[BEGIN Material]

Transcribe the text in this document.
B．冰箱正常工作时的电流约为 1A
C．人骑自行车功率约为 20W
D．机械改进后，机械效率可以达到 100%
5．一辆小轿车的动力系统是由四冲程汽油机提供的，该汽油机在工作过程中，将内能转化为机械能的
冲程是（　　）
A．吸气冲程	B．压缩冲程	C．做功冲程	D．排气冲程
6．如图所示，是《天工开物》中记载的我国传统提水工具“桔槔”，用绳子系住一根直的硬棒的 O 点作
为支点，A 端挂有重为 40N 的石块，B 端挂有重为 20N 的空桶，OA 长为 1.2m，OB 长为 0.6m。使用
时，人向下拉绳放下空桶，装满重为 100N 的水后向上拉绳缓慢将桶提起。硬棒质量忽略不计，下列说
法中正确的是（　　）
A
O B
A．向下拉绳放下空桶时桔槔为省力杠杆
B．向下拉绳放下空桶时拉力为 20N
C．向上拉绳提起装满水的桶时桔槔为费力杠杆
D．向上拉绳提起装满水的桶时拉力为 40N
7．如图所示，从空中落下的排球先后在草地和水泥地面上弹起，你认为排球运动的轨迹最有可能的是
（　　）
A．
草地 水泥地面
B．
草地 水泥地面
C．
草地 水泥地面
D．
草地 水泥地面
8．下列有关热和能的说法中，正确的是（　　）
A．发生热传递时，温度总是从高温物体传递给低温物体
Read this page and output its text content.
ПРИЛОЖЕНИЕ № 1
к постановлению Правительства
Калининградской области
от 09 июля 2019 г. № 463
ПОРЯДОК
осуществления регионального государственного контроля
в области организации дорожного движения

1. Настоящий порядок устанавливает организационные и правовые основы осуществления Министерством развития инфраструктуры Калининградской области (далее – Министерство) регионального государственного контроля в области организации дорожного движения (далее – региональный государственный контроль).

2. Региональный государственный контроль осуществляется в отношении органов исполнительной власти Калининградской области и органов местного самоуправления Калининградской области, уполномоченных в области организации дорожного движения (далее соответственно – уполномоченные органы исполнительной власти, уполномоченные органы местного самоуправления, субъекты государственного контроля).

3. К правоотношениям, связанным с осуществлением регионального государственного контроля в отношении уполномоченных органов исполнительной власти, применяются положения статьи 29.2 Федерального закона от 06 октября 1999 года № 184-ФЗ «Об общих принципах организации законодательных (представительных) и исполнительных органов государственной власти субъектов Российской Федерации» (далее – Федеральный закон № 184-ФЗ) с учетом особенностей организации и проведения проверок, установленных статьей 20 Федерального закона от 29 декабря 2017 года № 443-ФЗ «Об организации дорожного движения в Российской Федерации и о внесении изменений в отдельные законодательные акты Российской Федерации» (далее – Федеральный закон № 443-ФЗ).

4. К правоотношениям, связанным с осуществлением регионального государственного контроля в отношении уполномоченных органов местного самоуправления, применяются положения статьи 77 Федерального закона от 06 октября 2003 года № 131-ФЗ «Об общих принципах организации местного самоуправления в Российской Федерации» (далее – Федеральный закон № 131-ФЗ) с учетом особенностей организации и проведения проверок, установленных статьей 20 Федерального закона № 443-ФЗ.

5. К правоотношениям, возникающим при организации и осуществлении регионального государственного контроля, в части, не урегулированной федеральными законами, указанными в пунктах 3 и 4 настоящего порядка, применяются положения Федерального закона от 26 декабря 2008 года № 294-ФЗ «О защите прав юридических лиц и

[END Material]

What is being asked> Write out the full set of records exactly as given.

Solution to this exercise>
Transcribe the text in this document.
B．冰箱正常工作时的电流约为 1A
C．人骑自行车功率约为 20W
D．机械改进后，机械效率可以达到 100%
5．一辆小轿车的动力系统是由四冲程汽油机提供的，该汽油机在工作过程中，将内能转化为机械能的
冲程是（　　）
A．吸气冲程	B．压缩冲程	C．做功冲程	D．排气冲程
6．如图所示，是《天工开物》中记载的我国传统提水工具“桔槔”，用绳子系住一根直的硬棒的 O 点作
为支点，A 端挂有重为 40N 的石块，B 端挂有重为 20N 的空桶，OA 长为 1.2m，OB 长为 0.6m。使用
时，人向下拉绳放下空桶，装满重为 100N 的水后向上拉绳缓慢将桶提起。硬棒质量忽略不计，下列说
法中正确的是（　　）
A
O B
A．向下拉绳放下空桶时桔槔为省力杠杆
B．向下拉绳放下空桶时拉力为 20N
C．向上拉绳提起装满水的桶时桔槔为费力杠杆
D．向上拉绳提起装满水的桶时拉力为 40N
7．如图所示，从空中落下的排球先后在草地和水泥地面上弹起，你认为排球运动的轨迹最有可能的是
（　　）
A．
草地 水泥地面
B．
草地 水泥地面
C．
草地 水泥地面
D．
草地 水泥地面
8．下列有关热和能的说法中，正确的是（　　）
A．发生热传递时，温度总是从高温物体传递给低温物体
Read this page and output its text content.
ПРИЛОЖЕНИЕ № 1
к постановлению Правительства
Калининградской области
от 09 июля 2019 г. № 463
ПОРЯДОК
осуществления регионального государственного контроля
в области организации дорожного движения

1. Настоящий порядок устанавливает организационные и правовые основы осуществления Министерством развития инфраструктуры Калининградской области (далее – Министерство) регионального государственного контроля в области организации дорожного движения (далее – региональный государственный контроль).

2. Региональный государственный контроль осуществляется в отношении органов исполнительной власти Калининградской области и органов местного самоуправления Калининградской области, уполномоченных в области организации дорожного движения (далее соответственно – уполномоченные органы исполнительной власти, уполномоченные органы местного самоуправления, субъекты государственного контроля).

3. К правоотношениям, связанным с осуществлением регионального государственного контроля в отношении уполномоченных органов исполнительной власти, применяются положения статьи 29.2 Федерального закона от 06 октября 1999 года № 184-ФЗ «Об общих принципах организации законодательных (представительных) и исполнительных органов государственной власти субъектов Российской Федерации» (далее – Федеральный закон № 184-ФЗ) с учетом особенностей организации и проведения проверок, установленных статьей 20 Федерального закона от 29 декабря 2017 года № 443-ФЗ «Об организации дорожного движения в Российской Федерации и о внесении изменений в отдельные законодательные акты Российской Федерации» (далее – Федеральный закон № 443-ФЗ).

4. К правоотношениям, связанным с осуществлением регионального государственного контроля в отношении уполномоченных органов местного самоуправления, применяются положения статьи 77 Федерального закона от 06 октября 2003 года № 131-ФЗ «Об общих принципах организации местного самоуправления в Российской Федерации» (далее – Федеральный закон № 131-ФЗ) с учетом особенностей организации и проведения проверок, установленных статьей 20 Федерального закона № 443-ФЗ.

5. К правоотношениям, возникающим при организации и осуществлении регионального государственного контроля, в части, не урегулированной федеральными законами, указанными в пунктах 3 и 4 настоящего порядка, применяются положения Федерального закона от 26 декабря 2008 года № 294-ФЗ «О защите прав юридических лиц и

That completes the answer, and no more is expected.